● **Exercise**: Reproduce the data in its entirety, exactly as supplied.

((

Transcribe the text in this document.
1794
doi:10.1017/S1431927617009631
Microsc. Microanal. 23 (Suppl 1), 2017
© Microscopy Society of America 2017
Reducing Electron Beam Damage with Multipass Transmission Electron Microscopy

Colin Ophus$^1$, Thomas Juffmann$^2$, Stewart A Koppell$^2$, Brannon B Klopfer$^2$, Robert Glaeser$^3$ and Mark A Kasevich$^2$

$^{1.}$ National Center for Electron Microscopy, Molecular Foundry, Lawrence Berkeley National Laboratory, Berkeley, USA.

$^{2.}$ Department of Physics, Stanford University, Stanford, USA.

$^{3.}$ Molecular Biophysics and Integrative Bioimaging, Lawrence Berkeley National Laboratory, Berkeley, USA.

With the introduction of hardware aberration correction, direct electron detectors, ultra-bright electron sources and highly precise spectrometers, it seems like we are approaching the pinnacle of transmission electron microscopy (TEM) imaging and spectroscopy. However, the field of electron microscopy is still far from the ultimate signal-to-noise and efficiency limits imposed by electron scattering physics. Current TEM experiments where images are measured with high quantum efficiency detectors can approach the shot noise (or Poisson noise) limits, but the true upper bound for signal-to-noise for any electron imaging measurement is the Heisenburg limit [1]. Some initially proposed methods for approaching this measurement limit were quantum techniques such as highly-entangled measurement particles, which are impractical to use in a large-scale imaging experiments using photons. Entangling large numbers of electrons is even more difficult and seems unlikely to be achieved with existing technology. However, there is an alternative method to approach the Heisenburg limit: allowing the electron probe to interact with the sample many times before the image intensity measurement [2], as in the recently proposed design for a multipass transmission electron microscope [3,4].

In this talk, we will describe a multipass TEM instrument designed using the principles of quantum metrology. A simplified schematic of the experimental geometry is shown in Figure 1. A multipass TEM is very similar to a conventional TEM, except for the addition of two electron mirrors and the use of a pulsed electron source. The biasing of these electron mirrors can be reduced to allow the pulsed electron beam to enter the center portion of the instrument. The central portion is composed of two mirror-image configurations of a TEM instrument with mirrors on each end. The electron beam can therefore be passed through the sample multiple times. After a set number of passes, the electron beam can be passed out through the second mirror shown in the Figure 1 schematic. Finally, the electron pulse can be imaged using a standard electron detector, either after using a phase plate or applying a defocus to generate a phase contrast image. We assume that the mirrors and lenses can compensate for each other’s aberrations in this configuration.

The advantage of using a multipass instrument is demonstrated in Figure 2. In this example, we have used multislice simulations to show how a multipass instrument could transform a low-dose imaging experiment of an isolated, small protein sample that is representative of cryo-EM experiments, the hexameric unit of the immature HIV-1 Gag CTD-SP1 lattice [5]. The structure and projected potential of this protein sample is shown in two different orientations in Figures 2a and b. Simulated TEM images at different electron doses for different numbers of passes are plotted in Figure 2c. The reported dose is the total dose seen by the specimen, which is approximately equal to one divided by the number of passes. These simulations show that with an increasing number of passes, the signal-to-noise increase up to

))

● **Response area**:
Transcribe the text in this document.
1794
doi:10.1017/S1431927617009631
Microsc. Microanal. 23 (Suppl 1), 2017
© Microscopy Society of America 2017
Reducing Electron Beam Damage with Multipass Transmission Electron Microscopy

Colin Ophus$^1$, Thomas Juffmann$^2$, Stewart A Koppell$^2$, Brannon B Klopfer$^2$, Robert Glaeser$^3$ and Mark A Kasevich$^2$

$^{1.}$ National Center for Electron Microscopy, Molecular Foundry, Lawrence Berkeley National Laboratory, Berkeley, USA.

$^{2.}$ Department of Physics, Stanford University, Stanford, USA.

$^{3.}$ Molecular Biophysics and Integrative Bioimaging, Lawrence Berkeley National Laboratory, Berkeley, USA.

With the introduction of hardware aberration correction, direct electron detectors, ultra-bright electron sources and highly precise spectrometers, it seems like we are approaching the pinnacle of transmission electron microscopy (TEM) imaging and spectroscopy. However, the field of electron microscopy is still far from the ultimate signal-to-noise and efficiency limits imposed by electron scattering physics. Current TEM experiments where images are measured with high quantum efficiency detectors can approach the shot noise (or Poisson noise) limits, but the true upper bound for signal-to-noise for any electron imaging measurement is the Heisenburg limit [1]. Some initially proposed methods for approaching this measurement limit were quantum techniques such as highly-entangled measurement particles, which are impractical to use in a large-scale imaging experiments using photons. Entangling large numbers of electrons is even more difficult and seems unlikely to be achieved with existing technology. However, there is an alternative method to approach the Heisenburg limit: allowing the electron probe to interact with the sample many times before the image intensity measurement [2], as in the recently proposed design for a multipass transmission electron microscope [3,4].

In this talk, we will describe a multipass TEM instrument designed using the principles of quantum metrology. A simplified schematic of the experimental geometry is shown in Figure 1. A multipass TEM is very similar to a conventional TEM, except for the addition of two electron mirrors and the use of a pulsed electron source. The biasing of these electron mirrors can be reduced to allow the pulsed electron beam to enter the center portion of the instrument. The central portion is composed of two mirror-image configurations of a TEM instrument with mirrors on each end. The electron beam can therefore be passed through the sample multiple times. After a set number of passes, the electron beam can be passed out through the second mirror shown in the Figure 1 schematic. Finally, the electron pulse can be imaged using a standard electron detector, either after using a phase plate or applying a defocus to generate a phase contrast image. We assume that the mirrors and lenses can compensate for each other’s aberrations in this configuration.

The advantage of using a multipass instrument is demonstrated in Figure 2. In this example, we have used multislice simulations to show how a multipass instrument could transform a low-dose imaging experiment of an isolated, small protein sample that is representative of cryo-EM experiments, the hexameric unit of the immature HIV-1 Gag CTD-SP1 lattice [5]. The structure and projected potential of this protein sample is shown in two different orientations in Figures 2a and b. Simulated TEM images at different electron doses for different numbers of passes are plotted in Figure 2c. The reported dose is the total dose seen by the specimen, which is approximately equal to one divided by the number of passes. These simulations show that with an increasing number of passes, the signal-to-noise increase up to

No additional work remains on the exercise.